** BEGIN Material provided **

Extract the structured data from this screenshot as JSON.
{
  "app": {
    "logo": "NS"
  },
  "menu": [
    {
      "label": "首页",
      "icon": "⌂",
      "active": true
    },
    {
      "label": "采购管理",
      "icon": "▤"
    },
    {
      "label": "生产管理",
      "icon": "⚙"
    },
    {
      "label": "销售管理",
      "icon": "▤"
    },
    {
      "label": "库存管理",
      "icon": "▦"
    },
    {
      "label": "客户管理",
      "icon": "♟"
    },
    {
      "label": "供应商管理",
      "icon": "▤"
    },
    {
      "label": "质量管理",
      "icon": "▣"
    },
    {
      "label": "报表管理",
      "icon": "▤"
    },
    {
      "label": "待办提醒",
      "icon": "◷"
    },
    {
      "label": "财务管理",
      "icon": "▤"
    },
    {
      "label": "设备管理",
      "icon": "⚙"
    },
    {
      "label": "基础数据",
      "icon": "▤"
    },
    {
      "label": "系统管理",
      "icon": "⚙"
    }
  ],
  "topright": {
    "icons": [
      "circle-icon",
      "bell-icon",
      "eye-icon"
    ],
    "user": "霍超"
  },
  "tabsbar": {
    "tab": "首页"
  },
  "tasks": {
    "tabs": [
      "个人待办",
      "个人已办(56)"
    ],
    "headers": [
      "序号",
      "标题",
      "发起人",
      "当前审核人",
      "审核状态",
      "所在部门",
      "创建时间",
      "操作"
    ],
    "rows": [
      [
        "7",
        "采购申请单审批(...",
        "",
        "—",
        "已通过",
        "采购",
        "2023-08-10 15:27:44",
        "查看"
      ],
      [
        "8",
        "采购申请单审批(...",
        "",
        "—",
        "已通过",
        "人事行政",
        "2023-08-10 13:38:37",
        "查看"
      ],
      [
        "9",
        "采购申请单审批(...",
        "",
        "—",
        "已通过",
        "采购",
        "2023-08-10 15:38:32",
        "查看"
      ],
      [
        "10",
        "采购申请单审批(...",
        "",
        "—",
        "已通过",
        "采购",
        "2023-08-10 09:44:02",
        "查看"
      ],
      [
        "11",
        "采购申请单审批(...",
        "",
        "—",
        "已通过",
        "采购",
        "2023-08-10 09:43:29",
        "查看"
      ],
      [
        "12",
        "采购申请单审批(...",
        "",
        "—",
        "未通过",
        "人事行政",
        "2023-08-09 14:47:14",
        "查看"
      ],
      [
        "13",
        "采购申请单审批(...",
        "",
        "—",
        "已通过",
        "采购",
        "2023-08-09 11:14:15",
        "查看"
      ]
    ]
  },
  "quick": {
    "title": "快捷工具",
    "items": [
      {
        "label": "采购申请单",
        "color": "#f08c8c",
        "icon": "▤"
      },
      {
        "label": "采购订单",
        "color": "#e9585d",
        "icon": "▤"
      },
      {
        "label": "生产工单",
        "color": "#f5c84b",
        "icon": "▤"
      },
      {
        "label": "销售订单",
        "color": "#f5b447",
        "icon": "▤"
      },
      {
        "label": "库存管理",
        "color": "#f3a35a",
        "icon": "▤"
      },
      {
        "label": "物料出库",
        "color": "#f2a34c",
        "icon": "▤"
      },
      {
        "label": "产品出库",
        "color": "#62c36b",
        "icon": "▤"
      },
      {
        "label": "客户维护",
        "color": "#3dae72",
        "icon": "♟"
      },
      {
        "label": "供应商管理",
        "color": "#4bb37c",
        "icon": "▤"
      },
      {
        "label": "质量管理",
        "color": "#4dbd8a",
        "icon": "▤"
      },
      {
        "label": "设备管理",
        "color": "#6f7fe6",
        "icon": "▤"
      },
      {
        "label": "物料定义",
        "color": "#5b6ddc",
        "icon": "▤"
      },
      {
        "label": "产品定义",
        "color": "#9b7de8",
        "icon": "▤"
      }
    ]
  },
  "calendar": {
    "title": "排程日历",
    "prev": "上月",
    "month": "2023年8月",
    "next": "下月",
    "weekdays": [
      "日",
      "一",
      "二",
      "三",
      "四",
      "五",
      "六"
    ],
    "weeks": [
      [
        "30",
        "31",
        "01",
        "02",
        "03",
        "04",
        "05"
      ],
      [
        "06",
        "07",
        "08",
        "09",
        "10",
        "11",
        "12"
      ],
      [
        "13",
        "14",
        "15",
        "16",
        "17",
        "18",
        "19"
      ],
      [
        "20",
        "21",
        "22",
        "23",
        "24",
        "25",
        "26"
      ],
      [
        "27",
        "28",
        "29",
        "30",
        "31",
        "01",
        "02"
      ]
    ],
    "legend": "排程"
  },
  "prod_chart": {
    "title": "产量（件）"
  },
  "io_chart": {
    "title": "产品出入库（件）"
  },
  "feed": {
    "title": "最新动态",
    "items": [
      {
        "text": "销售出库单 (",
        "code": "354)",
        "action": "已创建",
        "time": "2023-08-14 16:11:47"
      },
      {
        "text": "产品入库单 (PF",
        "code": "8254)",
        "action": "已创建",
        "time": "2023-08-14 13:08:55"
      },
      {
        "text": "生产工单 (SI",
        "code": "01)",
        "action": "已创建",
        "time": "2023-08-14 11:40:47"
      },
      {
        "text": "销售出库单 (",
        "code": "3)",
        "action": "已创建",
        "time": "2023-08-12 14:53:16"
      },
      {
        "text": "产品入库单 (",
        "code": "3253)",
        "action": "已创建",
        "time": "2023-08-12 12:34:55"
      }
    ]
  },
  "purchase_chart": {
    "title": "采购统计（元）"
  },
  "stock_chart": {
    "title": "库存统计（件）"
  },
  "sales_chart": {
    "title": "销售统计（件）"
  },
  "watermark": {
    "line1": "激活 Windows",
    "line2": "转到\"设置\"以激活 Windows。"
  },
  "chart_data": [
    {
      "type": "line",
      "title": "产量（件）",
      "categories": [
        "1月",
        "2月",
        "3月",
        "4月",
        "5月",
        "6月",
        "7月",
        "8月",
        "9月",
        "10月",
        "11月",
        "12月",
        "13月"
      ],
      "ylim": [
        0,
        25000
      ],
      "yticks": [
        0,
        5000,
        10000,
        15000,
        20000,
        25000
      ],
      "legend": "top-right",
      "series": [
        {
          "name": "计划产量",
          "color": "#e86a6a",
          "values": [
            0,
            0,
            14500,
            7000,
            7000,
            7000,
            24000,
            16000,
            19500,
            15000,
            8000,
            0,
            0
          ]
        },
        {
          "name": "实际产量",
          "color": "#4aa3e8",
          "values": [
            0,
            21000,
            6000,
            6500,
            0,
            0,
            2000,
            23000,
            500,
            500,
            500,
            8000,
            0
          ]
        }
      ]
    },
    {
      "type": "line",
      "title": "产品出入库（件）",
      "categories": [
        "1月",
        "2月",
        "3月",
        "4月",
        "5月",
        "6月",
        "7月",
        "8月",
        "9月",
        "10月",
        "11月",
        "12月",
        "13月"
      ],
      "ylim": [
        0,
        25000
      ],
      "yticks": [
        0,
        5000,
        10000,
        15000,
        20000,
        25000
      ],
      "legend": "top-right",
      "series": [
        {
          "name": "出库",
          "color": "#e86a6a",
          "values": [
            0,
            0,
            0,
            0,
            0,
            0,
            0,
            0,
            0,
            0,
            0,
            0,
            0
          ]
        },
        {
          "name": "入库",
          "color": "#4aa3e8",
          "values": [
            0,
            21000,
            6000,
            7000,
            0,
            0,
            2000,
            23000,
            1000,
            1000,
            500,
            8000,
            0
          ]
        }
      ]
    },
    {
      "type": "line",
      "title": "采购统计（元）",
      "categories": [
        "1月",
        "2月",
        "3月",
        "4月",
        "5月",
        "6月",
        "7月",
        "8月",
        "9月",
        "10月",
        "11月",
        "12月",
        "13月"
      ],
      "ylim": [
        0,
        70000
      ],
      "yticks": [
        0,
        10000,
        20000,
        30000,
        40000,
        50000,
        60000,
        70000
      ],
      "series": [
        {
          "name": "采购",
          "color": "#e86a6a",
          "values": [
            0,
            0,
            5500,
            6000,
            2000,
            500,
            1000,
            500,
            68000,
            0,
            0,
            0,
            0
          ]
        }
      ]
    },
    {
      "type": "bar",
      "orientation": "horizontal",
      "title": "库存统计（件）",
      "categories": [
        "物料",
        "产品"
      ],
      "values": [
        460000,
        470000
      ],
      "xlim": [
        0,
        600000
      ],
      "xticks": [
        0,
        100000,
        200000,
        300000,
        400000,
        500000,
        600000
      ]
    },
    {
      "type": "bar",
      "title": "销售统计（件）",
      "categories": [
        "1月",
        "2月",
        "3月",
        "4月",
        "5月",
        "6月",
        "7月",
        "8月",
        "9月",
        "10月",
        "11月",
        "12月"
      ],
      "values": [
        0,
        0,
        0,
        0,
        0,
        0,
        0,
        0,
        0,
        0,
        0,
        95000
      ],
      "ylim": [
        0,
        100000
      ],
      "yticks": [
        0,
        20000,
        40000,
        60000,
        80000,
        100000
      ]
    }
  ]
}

** END Material provided **

▶ What this task involves
Scan the records above for the string "text", then report every line that contains it.

▶ Full output
        "text": "销售出库单 (",
        "text": "产品入库单 (PF",
        "text": "生产工单 (SI",
        "text": "销售出库单 (",
        "text": "产品入库单 (",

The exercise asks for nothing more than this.